Repeat, exactly and completely, the entries shown underneath.

━━━ Dataset content

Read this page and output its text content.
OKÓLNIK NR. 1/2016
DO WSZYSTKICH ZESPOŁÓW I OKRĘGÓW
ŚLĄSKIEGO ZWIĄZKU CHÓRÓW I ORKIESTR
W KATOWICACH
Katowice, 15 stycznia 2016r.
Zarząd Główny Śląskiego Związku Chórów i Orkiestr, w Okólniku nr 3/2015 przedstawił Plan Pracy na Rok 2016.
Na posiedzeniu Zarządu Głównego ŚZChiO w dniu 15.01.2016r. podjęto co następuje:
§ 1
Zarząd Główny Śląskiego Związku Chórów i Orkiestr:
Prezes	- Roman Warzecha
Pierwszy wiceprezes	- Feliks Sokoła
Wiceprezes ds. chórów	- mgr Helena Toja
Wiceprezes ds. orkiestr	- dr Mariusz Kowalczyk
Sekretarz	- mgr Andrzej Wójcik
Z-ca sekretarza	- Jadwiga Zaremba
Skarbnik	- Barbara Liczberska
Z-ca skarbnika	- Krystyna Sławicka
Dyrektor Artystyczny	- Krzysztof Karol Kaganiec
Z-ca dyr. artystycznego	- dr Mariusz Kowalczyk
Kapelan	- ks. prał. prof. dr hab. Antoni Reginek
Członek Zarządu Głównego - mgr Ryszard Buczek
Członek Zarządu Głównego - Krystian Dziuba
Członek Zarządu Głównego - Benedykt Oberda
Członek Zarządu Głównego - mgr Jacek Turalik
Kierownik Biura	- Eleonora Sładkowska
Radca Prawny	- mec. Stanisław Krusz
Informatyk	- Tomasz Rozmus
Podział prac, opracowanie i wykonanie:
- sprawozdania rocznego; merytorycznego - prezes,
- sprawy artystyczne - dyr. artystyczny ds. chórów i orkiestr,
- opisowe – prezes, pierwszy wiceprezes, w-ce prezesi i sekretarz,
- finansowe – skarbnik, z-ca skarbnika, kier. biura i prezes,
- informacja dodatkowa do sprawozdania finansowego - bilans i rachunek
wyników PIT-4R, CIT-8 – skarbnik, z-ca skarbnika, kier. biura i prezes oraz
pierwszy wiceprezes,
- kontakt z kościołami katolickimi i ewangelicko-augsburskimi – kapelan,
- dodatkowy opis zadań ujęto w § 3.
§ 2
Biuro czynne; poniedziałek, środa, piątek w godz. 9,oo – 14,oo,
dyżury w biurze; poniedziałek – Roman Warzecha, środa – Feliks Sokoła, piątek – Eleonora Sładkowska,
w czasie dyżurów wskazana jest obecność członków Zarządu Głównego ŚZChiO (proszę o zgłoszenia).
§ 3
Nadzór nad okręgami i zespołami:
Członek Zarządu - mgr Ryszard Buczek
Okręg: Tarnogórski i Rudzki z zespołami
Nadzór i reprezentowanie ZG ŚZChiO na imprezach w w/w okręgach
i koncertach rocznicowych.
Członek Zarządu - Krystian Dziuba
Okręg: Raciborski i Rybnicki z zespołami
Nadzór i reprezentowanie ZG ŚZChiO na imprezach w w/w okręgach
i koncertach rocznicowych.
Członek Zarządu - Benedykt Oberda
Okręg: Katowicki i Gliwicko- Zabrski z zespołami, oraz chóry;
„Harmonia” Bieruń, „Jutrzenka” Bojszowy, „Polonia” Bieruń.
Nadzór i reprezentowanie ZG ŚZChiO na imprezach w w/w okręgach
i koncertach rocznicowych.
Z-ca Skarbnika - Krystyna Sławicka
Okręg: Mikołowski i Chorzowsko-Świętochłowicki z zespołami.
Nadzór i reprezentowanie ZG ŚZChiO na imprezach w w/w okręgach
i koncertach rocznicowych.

━━━━━━

Task output ::
Read this page and output its text content.
OKÓLNIK NR. 1/2016
DO WSZYSTKICH ZESPOŁÓW I OKRĘGÓW
ŚLĄSKIEGO ZWIĄZKU CHÓRÓW I ORKIESTR
W KATOWICACH
Katowice, 15 stycznia 2016r.
Zarząd Główny Śląskiego Związku Chórów i Orkiestr, w Okólniku nr 3/2015 przedstawił Plan Pracy na Rok 2016.
Na posiedzeniu Zarządu Głównego ŚZChiO w dniu 15.01.2016r. podjęto co następuje:
§ 1
Zarząd Główny Śląskiego Związku Chórów i Orkiestr:
Prezes	- Roman Warzecha
Pierwszy wiceprezes	- Feliks Sokoła
Wiceprezes ds. chórów	- mgr Helena Toja
Wiceprezes ds. orkiestr	- dr Mariusz Kowalczyk
Sekretarz	- mgr Andrzej Wójcik
Z-ca sekretarza	- Jadwiga Zaremba
Skarbnik	- Barbara Liczberska
Z-ca skarbnika	- Krystyna Sławicka
Dyrektor Artystyczny	- Krzysztof Karol Kaganiec
Z-ca dyr. artystycznego	- dr Mariusz Kowalczyk
Kapelan	- ks. prał. prof. dr hab. Antoni Reginek
Członek Zarządu Głównego - mgr Ryszard Buczek
Członek Zarządu Głównego - Krystian Dziuba
Członek Zarządu Głównego - Benedykt Oberda
Członek Zarządu Głównego - mgr Jacek Turalik
Kierownik Biura	- Eleonora Sładkowska
Radca Prawny	- mec. Stanisław Krusz
Informatyk	- Tomasz Rozmus
Podział prac, opracowanie i wykonanie:
- sprawozdania rocznego; merytorycznego - prezes,
- sprawy artystyczne - dyr. artystyczny ds. chórów i orkiestr,
- opisowe – prezes, pierwszy wiceprezes, w-ce prezesi i sekretarz,
- finansowe – skarbnik, z-ca skarbnika, kier. biura i prezes,
- informacja dodatkowa do sprawozdania finansowego - bilans i rachunek
wyników PIT-4R, CIT-8 – skarbnik, z-ca skarbnika, kier. biura i prezes oraz
pierwszy wiceprezes,
- kontakt z kościołami katolickimi i ewangelicko-augsburskimi – kapelan,
- dodatkowy opis zadań ujęto w § 3.
§ 2
Biuro czynne; poniedziałek, środa, piątek w godz. 9,oo – 14,oo,
dyżury w biurze; poniedziałek – Roman Warzecha, środa – Feliks Sokoła, piątek – Eleonora Sładkowska,
w czasie dyżurów wskazana jest obecność członków Zarządu Głównego ŚZChiO (proszę o zgłoszenia).
§ 3
Nadzór nad okręgami i zespołami:
Członek Zarządu - mgr Ryszard Buczek
Okręg: Tarnogórski i Rudzki z zespołami
Nadzór i reprezentowanie ZG ŚZChiO na imprezach w w/w okręgach
i koncertach rocznicowych.
Członek Zarządu - Krystian Dziuba
Okręg: Raciborski i Rybnicki z zespołami
Nadzór i reprezentowanie ZG ŚZChiO na imprezach w w/w okręgach
i koncertach rocznicowych.
Członek Zarządu - Benedykt Oberda
Okręg: Katowicki i Gliwicko- Zabrski z zespołami, oraz chóry;
„Harmonia” Bieruń, „Jutrzenka” Bojszowy, „Polonia” Bieruń.
Nadzór i reprezentowanie ZG ŚZChiO na imprezach w w/w okręgach
i koncertach rocznicowych.
Z-ca Skarbnika - Krystyna Sławicka
Okręg: Mikołowski i Chorzowsko-Świętochłowicki z zespołami.
Nadzór i reprezentowanie ZG ŚZChiO na imprezach w w/w okręgach
i koncertach rocznicowych.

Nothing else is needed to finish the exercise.